-- start of Extracted entries --

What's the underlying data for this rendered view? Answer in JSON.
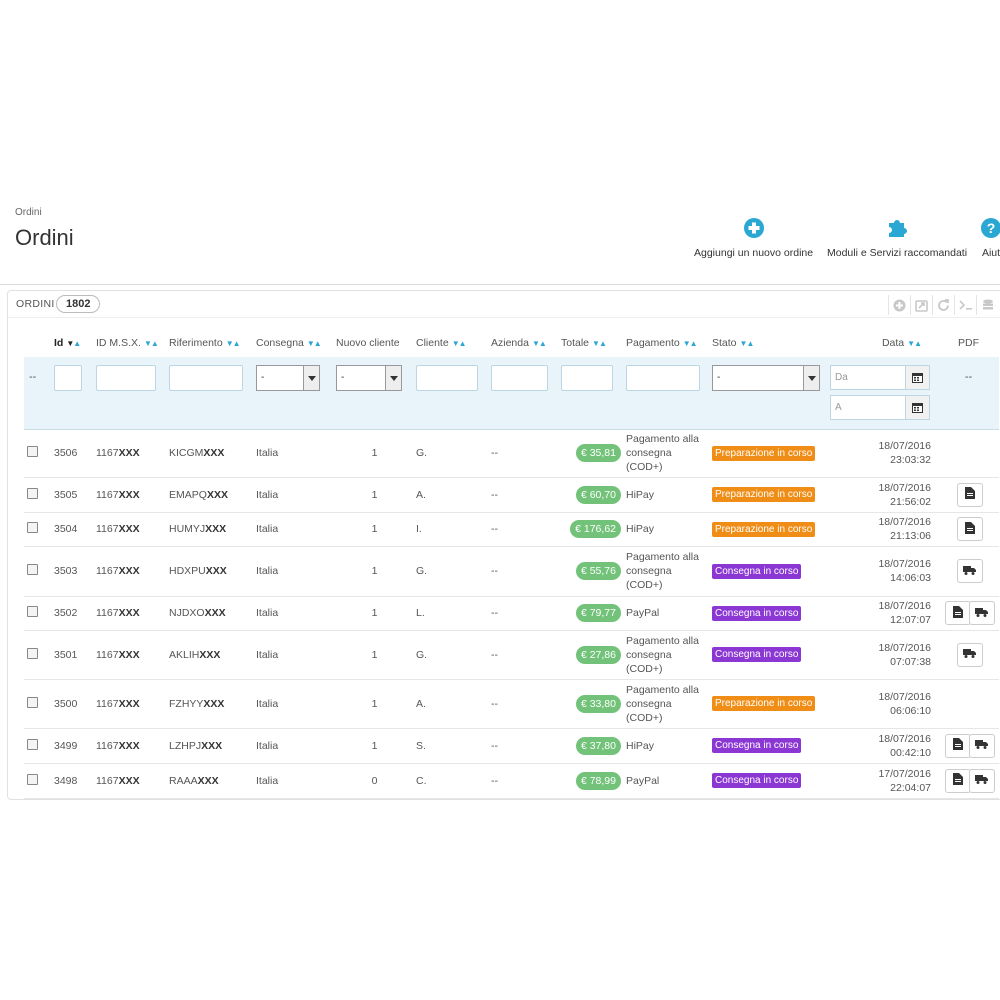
{
  "header": {
    "breadcrumb": "Ordini",
    "title": "Ordini",
    "actions": [
      {
        "label": "Aggiungi un nuovo ordine",
        "icon": "plus-circle-icon"
      },
      {
        "label": "Moduli e Servizi raccomandati",
        "icon": "puzzle-icon"
      },
      {
        "label": "Aiut",
        "icon": "help-icon"
      }
    ]
  },
  "panel": {
    "title": "ORDINI",
    "count": "1802",
    "tools": [
      "add-icon",
      "export-icon",
      "refresh-icon",
      "sql-icon",
      "database-icon"
    ]
  },
  "columns": {
    "id": "Id",
    "msx": "ID M.S.X.",
    "ref": "Riferimento",
    "delivery": "Consegna",
    "newcustomer": "Nuovo cliente",
    "customer": "Cliente",
    "company": "Azienda",
    "total": "Totale",
    "payment": "Pagamento",
    "status": "Stato",
    "date": "Data",
    "pdf": "PDF"
  },
  "filters": {
    "dash": "--",
    "select_default": "-",
    "date_from": "Da",
    "date_to": "A",
    "pdf_dash": "--"
  },
  "colors": {
    "total_badge": "#72c279",
    "status_preparazione": "#f08d16",
    "status_consegna": "#8b37d3",
    "accent": "#2aa7d3"
  },
  "rows": [
    {
      "id": "3506",
      "msx": "1167",
      "msx_hidden": "XXX",
      "ref": "KICGM",
      "ref_hidden": "XXX",
      "delivery": "Italia",
      "newc": "1",
      "customer": "G.",
      "company": "--",
      "total": "€ 35,81",
      "payment": "Pagamento alla consegna (COD+)",
      "status": "Preparazione in corso",
      "status_type": "prep",
      "date": "18/07/2016",
      "time": "23:03:32",
      "pdf": []
    },
    {
      "id": "3505",
      "msx": "1167",
      "msx_hidden": "XXX",
      "ref": "EMAPQ",
      "ref_hidden": "XXX",
      "delivery": "Italia",
      "newc": "1",
      "customer": "A.",
      "company": "--",
      "total": "€ 60,70",
      "payment": "HiPay",
      "status": "Preparazione in corso",
      "status_type": "prep",
      "date": "18/07/2016",
      "time": "21:56:02",
      "pdf": [
        "invoice"
      ]
    },
    {
      "id": "3504",
      "msx": "1167",
      "msx_hidden": "XXX",
      "ref": "HUMYJ",
      "ref_hidden": "XXX",
      "delivery": "Italia",
      "newc": "1",
      "customer": "I.",
      "company": "--",
      "total": "€ 176,62",
      "payment": "HiPay",
      "status": "Preparazione in corso",
      "status_type": "prep",
      "date": "18/07/2016",
      "time": "21:13:06",
      "pdf": [
        "invoice"
      ]
    },
    {
      "id": "3503",
      "msx": "1167",
      "msx_hidden": "XXX",
      "ref": "HDXPU",
      "ref_hidden": "XXX",
      "delivery": "Italia",
      "newc": "1",
      "customer": "G.",
      "company": "--",
      "total": "€ 55,76",
      "payment": "Pagamento alla consegna (COD+)",
      "status": "Consegna in corso",
      "status_type": "cons",
      "date": "18/07/2016",
      "time": "14:06:03",
      "pdf": [
        "delivery"
      ]
    },
    {
      "id": "3502",
      "msx": "1167",
      "msx_hidden": "XXX",
      "ref": "NJDXO",
      "ref_hidden": "XXX",
      "delivery": "Italia",
      "newc": "1",
      "customer": "L.",
      "company": "--",
      "total": "€ 79,77",
      "payment": "PayPal",
      "status": "Consegna in corso",
      "status_type": "cons",
      "date": "18/07/2016",
      "time": "12:07:07",
      "pdf": [
        "invoice",
        "delivery"
      ]
    },
    {
      "id": "3501",
      "msx": "1167",
      "msx_hidden": "XXX",
      "ref": "AKLIH",
      "ref_hidden": "XXX",
      "delivery": "Italia",
      "newc": "1",
      "customer": "G.",
      "company": "--",
      "total": "€ 27,86",
      "payment": "Pagamento alla consegna (COD+)",
      "status": "Consegna in corso",
      "status_type": "cons",
      "date": "18/07/2016",
      "time": "07:07:38",
      "pdf": [
        "delivery"
      ]
    },
    {
      "id": "3500",
      "msx": "1167",
      "msx_hidden": "XXX",
      "ref": "FZHYY",
      "ref_hidden": "XXX",
      "delivery": "Italia",
      "newc": "1",
      "customer": "A.",
      "company": "--",
      "total": "€ 33,80",
      "payment": "Pagamento alla consegna (COD+)",
      "status": "Preparazione in corso",
      "status_type": "prep",
      "date": "18/07/2016",
      "time": "06:06:10",
      "pdf": []
    },
    {
      "id": "3499",
      "msx": "1167",
      "msx_hidden": "XXX",
      "ref": "LZHPJ",
      "ref_hidden": "XXX",
      "delivery": "Italia",
      "newc": "1",
      "customer": "S.",
      "company": "--",
      "total": "€ 37,80",
      "payment": "HiPay",
      "status": "Consegna in corso",
      "status_type": "cons",
      "date": "18/07/2016",
      "time": "00:42:10",
      "pdf": [
        "invoice",
        "delivery"
      ]
    },
    {
      "id": "3498",
      "msx": "1167",
      "msx_hidden": "XXX",
      "ref": "RAAA",
      "ref_hidden": "XXX",
      "delivery": "Italia",
      "newc": "0",
      "customer": "C.",
      "company": "--",
      "total": "€ 78,99",
      "payment": "PayPal",
      "status": "Consegna in corso",
      "status_type": "cons",
      "date": "17/07/2016",
      "time": "22:04:07",
      "pdf": [
        "invoice",
        "delivery"
      ]
    }
  ]
}
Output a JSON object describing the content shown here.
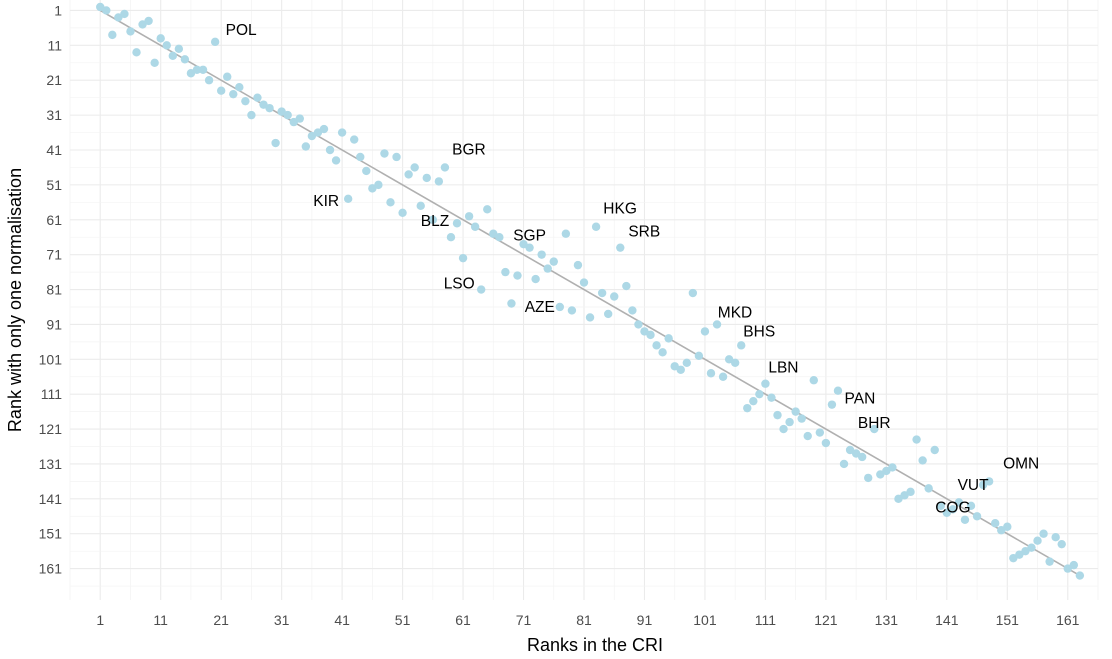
{
  "chart_data": {
    "type": "scatter",
    "title": "",
    "xlabel": "Ranks in the CRI",
    "ylabel": "Rank with only one normalisation",
    "xlim": [
      -4,
      166
    ],
    "ylim": [
      -2,
      170
    ],
    "y_reversed": true,
    "grid": true,
    "x_ticks": [
      1,
      11,
      21,
      31,
      41,
      51,
      61,
      71,
      81,
      91,
      101,
      111,
      121,
      131,
      141,
      151,
      161
    ],
    "y_ticks": [
      1,
      11,
      21,
      31,
      41,
      51,
      61,
      71,
      81,
      91,
      101,
      111,
      121,
      131,
      141,
      151,
      161
    ],
    "colors": {
      "points": "#ADD8E6",
      "fit_line": "#B0B0B0",
      "grid": "#EBEBEB"
    },
    "fit_line": {
      "from": [
        1,
        1
      ],
      "to": [
        163,
        163
      ]
    },
    "points": [
      [
        1,
        0
      ],
      [
        2,
        1
      ],
      [
        3,
        8
      ],
      [
        4,
        3
      ],
      [
        5,
        2
      ],
      [
        6,
        7
      ],
      [
        7,
        13
      ],
      [
        8,
        5
      ],
      [
        9,
        4
      ],
      [
        10,
        16
      ],
      [
        11,
        9
      ],
      [
        12,
        11
      ],
      [
        13,
        14
      ],
      [
        14,
        12
      ],
      [
        15,
        15
      ],
      [
        16,
        19
      ],
      [
        17,
        18
      ],
      [
        18,
        18
      ],
      [
        19,
        21
      ],
      [
        20,
        10
      ],
      [
        21,
        24
      ],
      [
        22,
        20
      ],
      [
        23,
        25
      ],
      [
        24,
        23
      ],
      [
        25,
        27
      ],
      [
        26,
        31
      ],
      [
        27,
        26
      ],
      [
        28,
        28
      ],
      [
        29,
        29
      ],
      [
        30,
        39
      ],
      [
        31,
        30
      ],
      [
        32,
        31
      ],
      [
        33,
        33
      ],
      [
        34,
        32
      ],
      [
        35,
        40
      ],
      [
        36,
        37
      ],
      [
        37,
        36
      ],
      [
        38,
        35
      ],
      [
        39,
        41
      ],
      [
        40,
        44
      ],
      [
        41,
        36
      ],
      [
        42,
        55
      ],
      [
        43,
        38
      ],
      [
        44,
        43
      ],
      [
        45,
        47
      ],
      [
        46,
        52
      ],
      [
        47,
        51
      ],
      [
        48,
        42
      ],
      [
        49,
        56
      ],
      [
        50,
        43
      ],
      [
        51,
        59
      ],
      [
        52,
        48
      ],
      [
        53,
        46
      ],
      [
        54,
        57
      ],
      [
        55,
        49
      ],
      [
        56,
        61
      ],
      [
        57,
        50
      ],
      [
        58,
        46
      ],
      [
        59,
        66
      ],
      [
        60,
        62
      ],
      [
        61,
        72
      ],
      [
        62,
        60
      ],
      [
        63,
        63
      ],
      [
        64,
        81
      ],
      [
        65,
        58
      ],
      [
        66,
        65
      ],
      [
        67,
        66
      ],
      [
        68,
        76
      ],
      [
        69,
        85
      ],
      [
        70,
        77
      ],
      [
        71,
        68
      ],
      [
        72,
        69
      ],
      [
        73,
        78
      ],
      [
        74,
        71
      ],
      [
        75,
        75
      ],
      [
        76,
        73
      ],
      [
        77,
        86
      ],
      [
        78,
        65
      ],
      [
        79,
        87
      ],
      [
        80,
        74
      ],
      [
        81,
        79
      ],
      [
        82,
        89
      ],
      [
        83,
        63
      ],
      [
        84,
        82
      ],
      [
        85,
        88
      ],
      [
        86,
        83
      ],
      [
        87,
        69
      ],
      [
        88,
        80
      ],
      [
        89,
        87
      ],
      [
        90,
        91
      ],
      [
        91,
        93
      ],
      [
        92,
        94
      ],
      [
        93,
        97
      ],
      [
        94,
        99
      ],
      [
        95,
        95
      ],
      [
        96,
        103
      ],
      [
        97,
        104
      ],
      [
        98,
        102
      ],
      [
        99,
        82
      ],
      [
        100,
        100
      ],
      [
        101,
        93
      ],
      [
        102,
        105
      ],
      [
        103,
        91
      ],
      [
        104,
        106
      ],
      [
        105,
        101
      ],
      [
        106,
        102
      ],
      [
        107,
        97
      ],
      [
        108,
        115
      ],
      [
        109,
        113
      ],
      [
        110,
        111
      ],
      [
        111,
        108
      ],
      [
        112,
        112
      ],
      [
        113,
        117
      ],
      [
        114,
        121
      ],
      [
        115,
        119
      ],
      [
        116,
        116
      ],
      [
        117,
        118
      ],
      [
        118,
        123
      ],
      [
        119,
        107
      ],
      [
        120,
        122
      ],
      [
        121,
        125
      ],
      [
        122,
        114
      ],
      [
        123,
        110
      ],
      [
        124,
        131
      ],
      [
        125,
        127
      ],
      [
        126,
        128
      ],
      [
        127,
        129
      ],
      [
        128,
        135
      ],
      [
        129,
        121
      ],
      [
        130,
        134
      ],
      [
        131,
        133
      ],
      [
        132,
        132
      ],
      [
        133,
        141
      ],
      [
        134,
        140
      ],
      [
        135,
        139
      ],
      [
        136,
        124
      ],
      [
        137,
        130
      ],
      [
        138,
        138
      ],
      [
        139,
        127
      ],
      [
        140,
        143
      ],
      [
        141,
        145
      ],
      [
        142,
        144
      ],
      [
        143,
        142
      ],
      [
        144,
        147
      ],
      [
        145,
        143
      ],
      [
        146,
        146
      ],
      [
        147,
        137
      ],
      [
        148,
        136
      ],
      [
        149,
        148
      ],
      [
        150,
        150
      ],
      [
        151,
        149
      ],
      [
        152,
        158
      ],
      [
        153,
        157
      ],
      [
        154,
        156
      ],
      [
        155,
        155
      ],
      [
        156,
        153
      ],
      [
        157,
        151
      ],
      [
        158,
        159
      ],
      [
        159,
        152
      ],
      [
        160,
        154
      ],
      [
        161,
        161
      ],
      [
        162,
        160
      ],
      [
        163,
        163
      ]
    ],
    "labels": [
      {
        "text": "POL",
        "x": 20,
        "y": 10
      },
      {
        "text": "BGR",
        "x": 58,
        "y": 46
      },
      {
        "text": "KIR",
        "x": 42,
        "y": 55
      },
      {
        "text": "HKG",
        "x": 83,
        "y": 63
      },
      {
        "text": "BLZ",
        "x": 59,
        "y": 66
      },
      {
        "text": "SGP",
        "x": 72,
        "y": 69
      },
      {
        "text": "SRB",
        "x": 87,
        "y": 69
      },
      {
        "text": "LSO",
        "x": 64,
        "y": 81
      },
      {
        "text": "AZE",
        "x": 77,
        "y": 86
      },
      {
        "text": "MKD",
        "x": 103,
        "y": 91
      },
      {
        "text": "BHS",
        "x": 107,
        "y": 97
      },
      {
        "text": "LBN",
        "x": 111,
        "y": 108
      },
      {
        "text": "PAN",
        "x": 122,
        "y": 114
      },
      {
        "text": "BHR",
        "x": 129,
        "y": 121
      },
      {
        "text": "VUT",
        "x": 147,
        "y": 137
      },
      {
        "text": "OMN",
        "x": 148,
        "y": 136
      },
      {
        "text": "COG",
        "x": 142,
        "y": 144
      }
    ]
  }
}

-- end of Extracted entries --

Given request |
From the records given above, copy all lines containing "time".

Output of the task |
      "time": "23:03:32",
      "time": "21:56:02",
      "time": "21:13:06",
      "time": "14:06:03",
      "time": "12:07:07",
      "time": "07:07:38",
      "time": "06:06:10",
      "time": "00:42:10",
      "time": "22:04:07",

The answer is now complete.